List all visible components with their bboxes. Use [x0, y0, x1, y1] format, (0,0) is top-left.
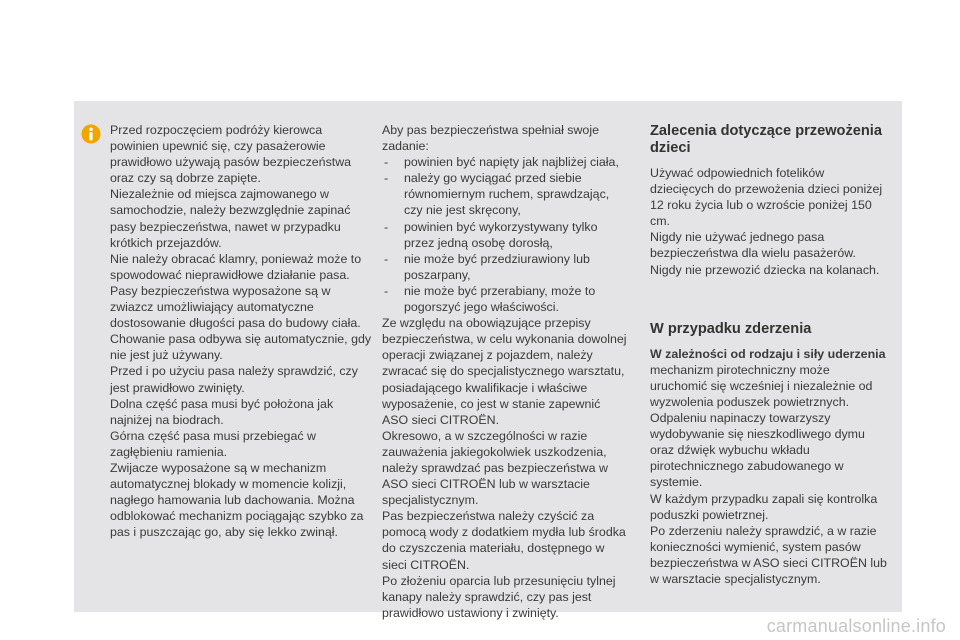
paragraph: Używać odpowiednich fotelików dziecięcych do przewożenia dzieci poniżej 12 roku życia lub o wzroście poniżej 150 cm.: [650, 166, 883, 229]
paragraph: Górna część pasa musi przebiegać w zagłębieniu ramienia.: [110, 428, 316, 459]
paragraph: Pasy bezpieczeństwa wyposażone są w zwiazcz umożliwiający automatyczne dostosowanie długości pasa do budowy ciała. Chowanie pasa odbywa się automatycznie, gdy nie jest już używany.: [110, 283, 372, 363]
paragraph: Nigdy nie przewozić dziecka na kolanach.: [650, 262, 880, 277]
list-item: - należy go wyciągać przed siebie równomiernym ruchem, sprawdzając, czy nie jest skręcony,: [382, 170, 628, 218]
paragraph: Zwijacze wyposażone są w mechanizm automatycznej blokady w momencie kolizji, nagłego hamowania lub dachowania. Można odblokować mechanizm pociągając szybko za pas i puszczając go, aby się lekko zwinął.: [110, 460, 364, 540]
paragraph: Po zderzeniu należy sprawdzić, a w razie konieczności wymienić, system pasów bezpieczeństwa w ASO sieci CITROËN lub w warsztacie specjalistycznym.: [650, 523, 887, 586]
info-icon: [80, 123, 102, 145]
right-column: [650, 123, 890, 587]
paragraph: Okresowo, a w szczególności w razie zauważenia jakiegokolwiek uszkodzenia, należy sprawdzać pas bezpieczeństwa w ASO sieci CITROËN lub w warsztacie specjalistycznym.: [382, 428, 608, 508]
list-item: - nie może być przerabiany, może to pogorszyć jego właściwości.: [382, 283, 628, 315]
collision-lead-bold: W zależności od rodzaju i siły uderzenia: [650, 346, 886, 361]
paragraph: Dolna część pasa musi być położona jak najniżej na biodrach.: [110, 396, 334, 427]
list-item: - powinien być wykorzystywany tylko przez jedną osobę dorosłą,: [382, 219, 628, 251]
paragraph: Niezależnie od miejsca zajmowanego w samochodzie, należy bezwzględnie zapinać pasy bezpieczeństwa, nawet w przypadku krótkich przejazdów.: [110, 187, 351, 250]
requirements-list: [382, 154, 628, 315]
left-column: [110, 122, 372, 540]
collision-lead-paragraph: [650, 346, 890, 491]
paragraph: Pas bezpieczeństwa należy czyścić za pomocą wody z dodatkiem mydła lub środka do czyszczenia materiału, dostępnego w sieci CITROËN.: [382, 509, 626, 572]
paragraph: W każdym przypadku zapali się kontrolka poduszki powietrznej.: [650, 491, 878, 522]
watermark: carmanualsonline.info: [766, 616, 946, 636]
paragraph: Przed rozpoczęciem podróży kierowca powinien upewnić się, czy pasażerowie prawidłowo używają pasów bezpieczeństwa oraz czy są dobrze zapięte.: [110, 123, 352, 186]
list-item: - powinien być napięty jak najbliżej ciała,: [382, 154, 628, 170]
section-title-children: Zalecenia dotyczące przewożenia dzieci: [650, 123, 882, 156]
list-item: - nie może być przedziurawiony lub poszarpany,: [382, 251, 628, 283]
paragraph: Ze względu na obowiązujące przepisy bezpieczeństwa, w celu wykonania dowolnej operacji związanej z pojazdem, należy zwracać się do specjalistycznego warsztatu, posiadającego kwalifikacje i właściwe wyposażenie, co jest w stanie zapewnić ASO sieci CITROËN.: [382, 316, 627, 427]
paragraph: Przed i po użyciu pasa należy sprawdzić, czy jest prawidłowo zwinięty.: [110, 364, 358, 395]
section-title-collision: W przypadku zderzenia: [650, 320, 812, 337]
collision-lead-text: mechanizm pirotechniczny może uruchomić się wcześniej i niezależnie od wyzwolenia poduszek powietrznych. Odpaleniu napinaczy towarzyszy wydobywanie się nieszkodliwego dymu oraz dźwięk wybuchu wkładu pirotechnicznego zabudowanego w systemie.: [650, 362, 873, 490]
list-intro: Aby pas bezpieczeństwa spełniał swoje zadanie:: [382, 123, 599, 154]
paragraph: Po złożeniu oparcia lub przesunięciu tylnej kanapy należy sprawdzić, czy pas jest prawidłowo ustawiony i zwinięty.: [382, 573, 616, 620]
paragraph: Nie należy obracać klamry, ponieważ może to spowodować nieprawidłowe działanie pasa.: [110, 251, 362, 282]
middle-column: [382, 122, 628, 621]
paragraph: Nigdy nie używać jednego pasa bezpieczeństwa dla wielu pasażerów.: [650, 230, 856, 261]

--

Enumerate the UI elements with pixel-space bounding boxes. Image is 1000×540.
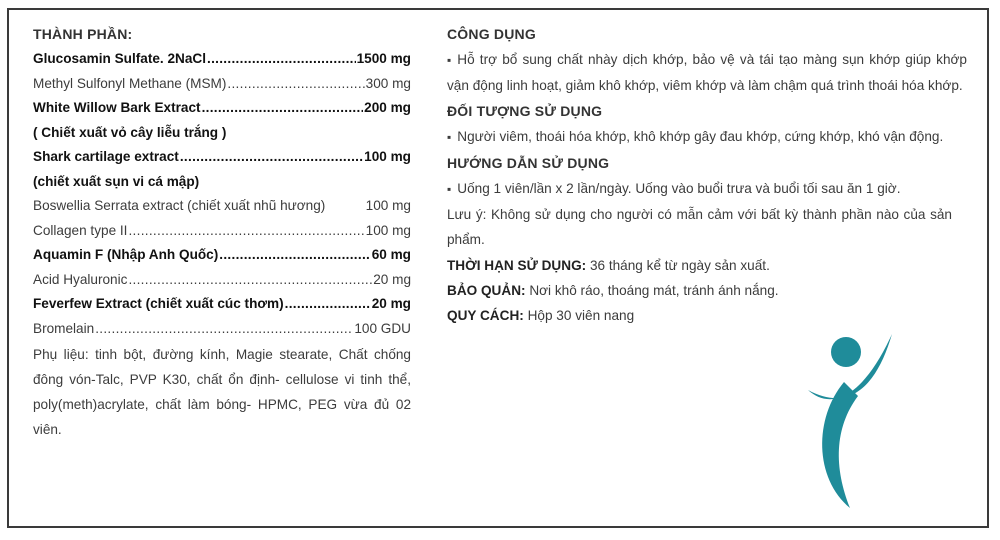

▸ Instruction
Please lay out the lines from the line containing "List all visible" up to and including the line containing "paragraph: Górna część" as a Markdown table with the columns No. and Line, numbering the rows and skipping blank lines. Leave the pictures out of the table.

▸ Solution to this exercise
| No. | Line |
|---|---|
| 1 | List all visible components with their bboxes. Use [x0, y0, x1, y1] format, (0,0) is top-left. |
| 2 | paragraph: Używać odpowiednich fotelików dziecięcych do przewożenia dzieci poniżej 12 roku życia lub o wzroście poniżej 150 cm.: [650, 166, 883, 229] |
| 3 | paragraph: Górna część pasa musi przebiegać w zagłębieniu ramienia.: [110, 428, 316, 459] |